> [Problem details]: Write every line of the material out exactly as shown.

> [Recorded information]:

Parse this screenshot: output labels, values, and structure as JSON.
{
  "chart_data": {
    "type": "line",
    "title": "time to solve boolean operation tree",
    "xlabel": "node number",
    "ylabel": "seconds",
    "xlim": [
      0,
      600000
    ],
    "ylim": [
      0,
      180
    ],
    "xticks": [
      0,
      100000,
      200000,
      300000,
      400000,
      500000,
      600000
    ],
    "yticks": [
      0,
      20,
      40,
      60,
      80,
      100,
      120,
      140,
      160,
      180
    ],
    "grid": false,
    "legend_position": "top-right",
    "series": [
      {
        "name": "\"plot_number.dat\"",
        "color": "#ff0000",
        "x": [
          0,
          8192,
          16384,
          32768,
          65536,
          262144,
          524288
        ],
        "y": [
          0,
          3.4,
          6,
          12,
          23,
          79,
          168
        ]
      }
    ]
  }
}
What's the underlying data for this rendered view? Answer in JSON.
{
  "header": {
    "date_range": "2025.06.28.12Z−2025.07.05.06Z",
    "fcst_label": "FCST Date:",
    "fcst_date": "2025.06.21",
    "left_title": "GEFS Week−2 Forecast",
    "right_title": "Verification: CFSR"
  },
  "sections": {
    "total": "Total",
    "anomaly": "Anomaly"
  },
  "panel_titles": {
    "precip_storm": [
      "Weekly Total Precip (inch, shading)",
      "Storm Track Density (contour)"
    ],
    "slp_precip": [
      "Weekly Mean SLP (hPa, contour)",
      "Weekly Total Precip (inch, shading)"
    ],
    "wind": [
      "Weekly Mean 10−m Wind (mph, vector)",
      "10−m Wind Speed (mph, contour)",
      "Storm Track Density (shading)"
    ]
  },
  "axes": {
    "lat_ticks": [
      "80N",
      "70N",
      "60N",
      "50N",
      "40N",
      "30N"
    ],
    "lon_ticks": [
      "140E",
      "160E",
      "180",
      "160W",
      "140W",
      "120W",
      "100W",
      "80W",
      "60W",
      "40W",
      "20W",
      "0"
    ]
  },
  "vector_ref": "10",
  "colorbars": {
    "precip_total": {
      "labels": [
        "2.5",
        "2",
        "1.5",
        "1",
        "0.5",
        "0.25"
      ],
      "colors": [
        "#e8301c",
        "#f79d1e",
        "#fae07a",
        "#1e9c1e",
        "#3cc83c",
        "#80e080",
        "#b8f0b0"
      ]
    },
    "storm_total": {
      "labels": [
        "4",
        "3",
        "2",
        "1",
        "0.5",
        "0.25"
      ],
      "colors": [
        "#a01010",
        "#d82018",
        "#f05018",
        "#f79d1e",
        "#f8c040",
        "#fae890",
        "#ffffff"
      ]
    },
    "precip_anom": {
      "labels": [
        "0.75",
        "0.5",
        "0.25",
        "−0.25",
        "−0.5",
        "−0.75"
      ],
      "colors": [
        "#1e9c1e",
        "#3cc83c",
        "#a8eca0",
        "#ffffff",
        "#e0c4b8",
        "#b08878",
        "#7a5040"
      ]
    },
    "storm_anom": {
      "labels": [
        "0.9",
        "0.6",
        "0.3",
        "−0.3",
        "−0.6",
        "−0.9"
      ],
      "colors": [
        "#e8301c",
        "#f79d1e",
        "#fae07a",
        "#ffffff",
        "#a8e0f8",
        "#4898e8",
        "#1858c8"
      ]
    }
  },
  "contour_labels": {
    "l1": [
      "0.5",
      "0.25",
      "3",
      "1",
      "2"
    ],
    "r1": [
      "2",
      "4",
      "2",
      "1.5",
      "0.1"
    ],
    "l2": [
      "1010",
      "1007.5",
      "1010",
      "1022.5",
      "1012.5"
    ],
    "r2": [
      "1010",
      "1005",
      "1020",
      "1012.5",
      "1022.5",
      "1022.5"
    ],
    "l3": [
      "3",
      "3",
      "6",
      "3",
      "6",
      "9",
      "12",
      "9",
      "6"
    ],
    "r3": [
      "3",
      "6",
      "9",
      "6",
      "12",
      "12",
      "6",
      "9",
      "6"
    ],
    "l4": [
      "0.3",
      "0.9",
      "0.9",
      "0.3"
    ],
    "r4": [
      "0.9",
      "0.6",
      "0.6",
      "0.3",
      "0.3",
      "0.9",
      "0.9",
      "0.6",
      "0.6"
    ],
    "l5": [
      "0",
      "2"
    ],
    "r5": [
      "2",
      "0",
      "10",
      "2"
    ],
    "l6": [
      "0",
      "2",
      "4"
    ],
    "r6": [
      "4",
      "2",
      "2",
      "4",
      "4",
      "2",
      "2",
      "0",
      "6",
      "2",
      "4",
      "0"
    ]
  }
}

> [Written solution]:
Parse this screenshot: output labels, values, and structure as JSON.
{
  "chart_data": {
    "type": "line",
    "title": "time to solve boolean operation tree",
    "xlabel": "node number",
    "ylabel": "seconds",
    "xlim": [
      0,
      600000
    ],
    "ylim": [
      0,
      180
    ],
    "xticks": [
      0,
      100000,
      200000,
      300000,
      400000,
      500000,
      600000
    ],
    "yticks": [
      0,
      20,
      40,
      60,
      80,
      100,
      120,
      140,
      160,
      180
    ],
    "grid": false,
    "legend_position": "top-right",
    "series": [
      {
        "name": "\"plot_number.dat\"",
        "color": "#ff0000",
        "x": [
          0,
          8192,
          16384,
          32768,
          65536,
          262144,
          524288
        ],
        "y": [
          0,
          3.4,
          6,
          12,
          23,
          79,
          168
        ]
      }
    ]
  }
}
What's the underlying data for this rendered view? Answer in JSON.
{
  "header": {
    "date_range": "2025.06.28.12Z−2025.07.05.06Z",
    "fcst_label": "FCST Date:",
    "fcst_date": "2025.06.21",
    "left_title": "GEFS Week−2 Forecast",
    "right_title": "Verification: CFSR"
  },
  "sections": {
    "total": "Total",
    "anomaly": "Anomaly"
  },
  "panel_titles": {
    "precip_storm": [
      "Weekly Total Precip (inch, shading)",
      "Storm Track Density (contour)"
    ],
    "slp_precip": [
      "Weekly Mean SLP (hPa, contour)",
      "Weekly Total Precip (inch, shading)"
    ],
    "wind": [
      "Weekly Mean 10−m Wind (mph, vector)",
      "10−m Wind Speed (mph, contour)",
      "Storm Track Density (shading)"
    ]
  },
  "axes": {
    "lat_ticks": [
      "80N",
      "70N",
      "60N",
      "50N",
      "40N",
      "30N"
    ],
    "lon_ticks": [
      "140E",
      "160E",
      "180",
      "160W",
      "140W",
      "120W",
      "100W",
      "80W",
      "60W",
      "40W",
      "20W",
      "0"
    ]
  },
  "vector_ref": "10",
  "colorbars": {
    "precip_total": {
      "labels": [
        "2.5",
        "2",
        "1.5",
        "1",
        "0.5",
        "0.25"
      ],
      "colors": [
        "#e8301c",
        "#f79d1e",
        "#fae07a",
        "#1e9c1e",
        "#3cc83c",
        "#80e080",
        "#b8f0b0"
      ]
    },
    "storm_total": {
      "labels": [
        "4",
        "3",
        "2",
        "1",
        "0.5",
        "0.25"
      ],
      "colors": [
        "#a01010",
        "#d82018",
        "#f05018",
        "#f79d1e",
        "#f8c040",
        "#fae890",
        "#ffffff"
      ]
    },
    "precip_anom": {
      "labels": [
        "0.75",
        "0.5",
        "0.25",
        "−0.25",
        "−0.5",
        "−0.75"
      ],
      "colors": [
        "#1e9c1e",
        "#3cc83c",
        "#a8eca0",
        "#ffffff",
        "#e0c4b8",
        "#b08878",
        "#7a5040"
      ]
    },
    "storm_anom": {
      "labels": [
        "0.9",
        "0.6",
        "0.3",
        "−0.3",
        "−0.6",
        "−0.9"
      ],
      "colors": [
        "#e8301c",
        "#f79d1e",
        "#fae07a",
        "#ffffff",
        "#a8e0f8",
        "#4898e8",
        "#1858c8"
      ]
    }
  },
  "contour_labels": {
    "l1": [
      "0.5",
      "0.25",
      "3",
      "1",
      "2"
    ],
    "r1": [
      "2",
      "4",
      "2",
      "1.5",
      "0.1"
    ],
    "l2": [
      "1010",
      "1007.5",
      "1010",
      "1022.5",
      "1012.5"
    ],
    "r2": [
      "1010",
      "1005",
      "1020",
      "1012.5",
      "1022.5",
      "1022.5"
    ],
    "l3": [
      "3",
      "3",
      "6",
      "3",
      "6",
      "9",
      "12",
      "9",
      "6"
    ],
    "r3": [
      "3",
      "6",
      "9",
      "6",
      "12",
      "12",
      "6",
      "9",
      "6"
    ],
    "l4": [
      "0.3",
      "0.9",
      "0.9",
      "0.3"
    ],
    "r4": [
      "0.9",
      "0.6",
      "0.6",
      "0.3",
      "0.3",
      "0.9",
      "0.9",
      "0.6",
      "0.6"
    ],
    "l5": [
      "0",
      "2"
    ],
    "r5": [
      "2",
      "0",
      "10",
      "2"
    ],
    "l6": [
      "0",
      "2",
      "4"
    ],
    "r6": [
      "4",
      "2",
      "2",
      "4",
      "4",
      "2",
      "2",
      "0",
      "6",
      "2",
      "4",
      "0"
    ]
  }
}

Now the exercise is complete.